Locate each line with the string "average" in the listing below and copy it.
══ Exercise data ══
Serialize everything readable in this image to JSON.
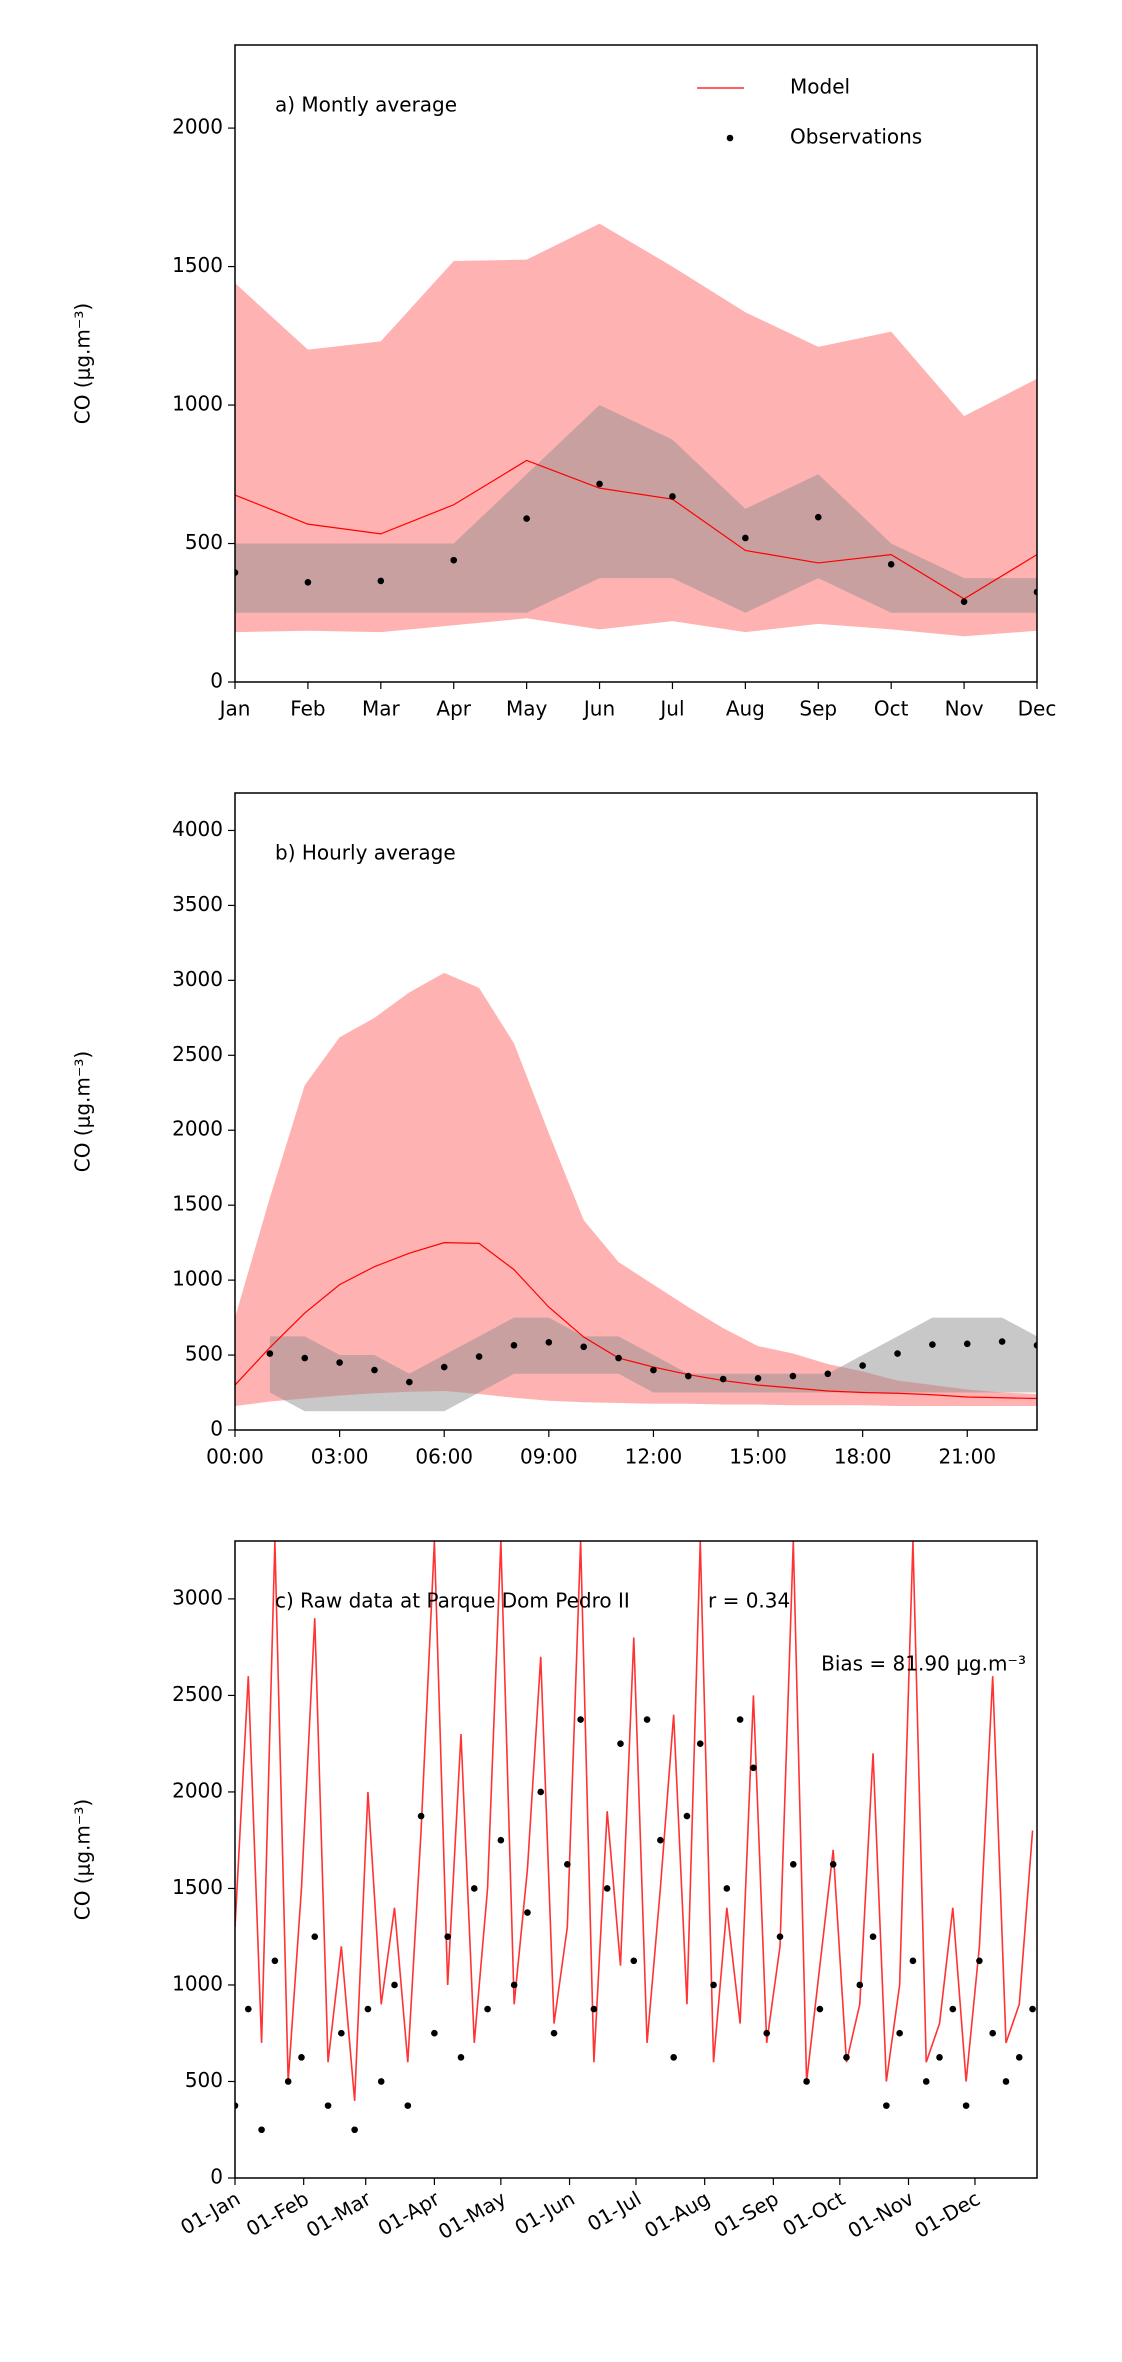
{
  "chart_data": [
    {
      "type": "line",
      "title": "a) Montly average",
      "ylabel": "CO (μg.m⁻³)",
      "categories": [
        "Jan",
        "Feb",
        "Mar",
        "Apr",
        "May",
        "Jun",
        "Jul",
        "Aug",
        "Sep",
        "Oct",
        "Nov",
        "Dec"
      ],
      "ylim": [
        0,
        2300
      ],
      "yticks": [
        0,
        500,
        1000,
        1500,
        2000
      ],
      "legend": "upper right",
      "band_opacity": 0.3,
      "series": [
        {
          "name": "Model",
          "style": "line",
          "color": "#ff0000",
          "band_color": "#ff0000",
          "values": [
            675,
            570,
            535,
            640,
            800,
            700,
            660,
            475,
            430,
            460,
            300,
            460
          ],
          "lower": [
            180,
            185,
            180,
            205,
            230,
            190,
            220,
            180,
            210,
            190,
            165,
            185
          ],
          "upper": [
            1440,
            1200,
            1230,
            1520,
            1525,
            1655,
            1500,
            1335,
            1210,
            1265,
            960,
            1095
          ]
        },
        {
          "name": "Observations",
          "style": "dots",
          "color": "#000000",
          "band_color": "#8c8c8c",
          "values": [
            395,
            360,
            365,
            440,
            590,
            715,
            670,
            520,
            595,
            425,
            290,
            325
          ],
          "lower": [
            250,
            250,
            250,
            250,
            250,
            375,
            375,
            250,
            375,
            250,
            250,
            250
          ],
          "upper": [
            500,
            500,
            500,
            500,
            750,
            1000,
            875,
            625,
            750,
            500,
            375,
            375
          ]
        }
      ]
    },
    {
      "type": "line",
      "title": "b) Hourly average",
      "ylabel": "CO (μg.m⁻³)",
      "x": [
        0,
        1,
        2,
        3,
        4,
        5,
        6,
        7,
        8,
        9,
        10,
        11,
        12,
        13,
        14,
        15,
        16,
        17,
        18,
        19,
        20,
        21,
        22,
        23
      ],
      "xlim": [
        0,
        23
      ],
      "xticks": [
        {
          "value": 0,
          "label": "00:00"
        },
        {
          "value": 3,
          "label": "03:00"
        },
        {
          "value": 6,
          "label": "06:00"
        },
        {
          "value": 9,
          "label": "09:00"
        },
        {
          "value": 12,
          "label": "12:00"
        },
        {
          "value": 15,
          "label": "15:00"
        },
        {
          "value": 18,
          "label": "18:00"
        },
        {
          "value": 21,
          "label": "21:00"
        }
      ],
      "ylim": [
        0,
        4250
      ],
      "yticks": [
        0,
        500,
        1000,
        1500,
        2000,
        2500,
        3000,
        3500,
        4000
      ],
      "band_opacity": 0.3,
      "series": [
        {
          "style": "line",
          "color": "#ff0000",
          "band_color": "#ff0000",
          "values": [
            300,
            550,
            780,
            970,
            1090,
            1180,
            1250,
            1245,
            1070,
            820,
            620,
            480,
            420,
            370,
            330,
            300,
            280,
            260,
            250,
            245,
            235,
            220,
            215,
            210
          ],
          "lower": [
            160,
            190,
            210,
            230,
            245,
            255,
            260,
            240,
            215,
            195,
            185,
            180,
            175,
            175,
            170,
            170,
            165,
            165,
            165,
            160,
            160,
            160,
            160,
            160
          ],
          "upper": [
            750,
            1550,
            2300,
            2620,
            2750,
            2920,
            3050,
            2950,
            2580,
            1980,
            1400,
            1120,
            970,
            820,
            680,
            560,
            510,
            440,
            390,
            330,
            300,
            270,
            250,
            240
          ]
        },
        {
          "style": "dots",
          "color": "#000000",
          "band_color": "#8c8c8c",
          "values": [
            null,
            510,
            480,
            450,
            400,
            320,
            420,
            490,
            565,
            585,
            555,
            480,
            400,
            360,
            340,
            345,
            360,
            375,
            430,
            510,
            570,
            575,
            590,
            565
          ],
          "lower": [
            null,
            250,
            125,
            125,
            125,
            125,
            125,
            250,
            375,
            375,
            375,
            375,
            250,
            250,
            250,
            250,
            250,
            250,
            250,
            250,
            250,
            250,
            250,
            250
          ],
          "upper": [
            null,
            625,
            625,
            500,
            500,
            375,
            500,
            625,
            750,
            750,
            625,
            625,
            500,
            375,
            375,
            375,
            375,
            375,
            500,
            625,
            750,
            750,
            750,
            625
          ]
        }
      ]
    },
    {
      "type": "line",
      "title": "c) Raw data at Parque Dom Pedro II",
      "ylabel": "CO (μg.m⁻³)",
      "annotations": [
        "r = 0.34",
        "Bias = 81.90 μg.m⁻³"
      ],
      "x": [
        0,
        6,
        12,
        18,
        24,
        30,
        36,
        42,
        48,
        54,
        60,
        66,
        72,
        78,
        84,
        90,
        96,
        102,
        108,
        114,
        120,
        126,
        132,
        138,
        144,
        150,
        156,
        162,
        168,
        174,
        180,
        186,
        192,
        198,
        204,
        210,
        216,
        222,
        228,
        234,
        240,
        246,
        252,
        258,
        264,
        270,
        276,
        282,
        288,
        294,
        300,
        306,
        312,
        318,
        324,
        330,
        336,
        342,
        348,
        354,
        360
      ],
      "xlim": [
        0,
        362
      ],
      "xticks": [
        {
          "value": 0,
          "label": "01-Jan"
        },
        {
          "value": 31,
          "label": "01-Feb"
        },
        {
          "value": 59,
          "label": "01-Mar"
        },
        {
          "value": 90,
          "label": "01-Apr"
        },
        {
          "value": 120,
          "label": "01-May"
        },
        {
          "value": 151,
          "label": "01-Jun"
        },
        {
          "value": 181,
          "label": "01-Jul"
        },
        {
          "value": 212,
          "label": "01-Aug"
        },
        {
          "value": 243,
          "label": "01-Sep"
        },
        {
          "value": 273,
          "label": "01-Oct"
        },
        {
          "value": 304,
          "label": "01-Nov"
        },
        {
          "value": 334,
          "label": "01-Dec"
        }
      ],
      "ylim": [
        0,
        3300
      ],
      "yticks": [
        0,
        500,
        1000,
        1500,
        2000,
        2500,
        3000
      ],
      "series": [
        {
          "style": "line",
          "color": "#ff0000",
          "values": [
            1300,
            2600,
            700,
            3300,
            500,
            1500,
            2900,
            600,
            1200,
            400,
            2000,
            900,
            1400,
            600,
            1800,
            3300,
            1000,
            2300,
            700,
            1500,
            3300,
            900,
            1600,
            2700,
            800,
            1300,
            3300,
            600,
            1900,
            1100,
            2800,
            700,
            1500,
            2400,
            900,
            3300,
            600,
            1400,
            800,
            2500,
            700,
            1200,
            3300,
            500,
            1100,
            1700,
            600,
            900,
            2200,
            500,
            1000,
            3300,
            600,
            800,
            1400,
            500,
            1200,
            2600,
            700,
            900,
            1800
          ]
        },
        {
          "style": "dots",
          "color": "#000000",
          "values": [
            375,
            875,
            250,
            1125,
            500,
            625,
            1250,
            375,
            750,
            250,
            875,
            500,
            1000,
            375,
            1875,
            750,
            1250,
            625,
            1500,
            875,
            1750,
            1000,
            1375,
            2000,
            750,
            1625,
            2375,
            875,
            1500,
            2250,
            1125,
            2375,
            1750,
            625,
            1875,
            2250,
            1000,
            1500,
            2375,
            2125,
            750,
            1250,
            1625,
            500,
            875,
            1625,
            625,
            1000,
            1250,
            375,
            750,
            1125,
            500,
            625,
            875,
            375,
            1125,
            750,
            500,
            625,
            875
          ]
        }
      ]
    }
  ]
}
═══
Full solution:
      "title": "a) Montly average",
      "title": "b) Hourly average",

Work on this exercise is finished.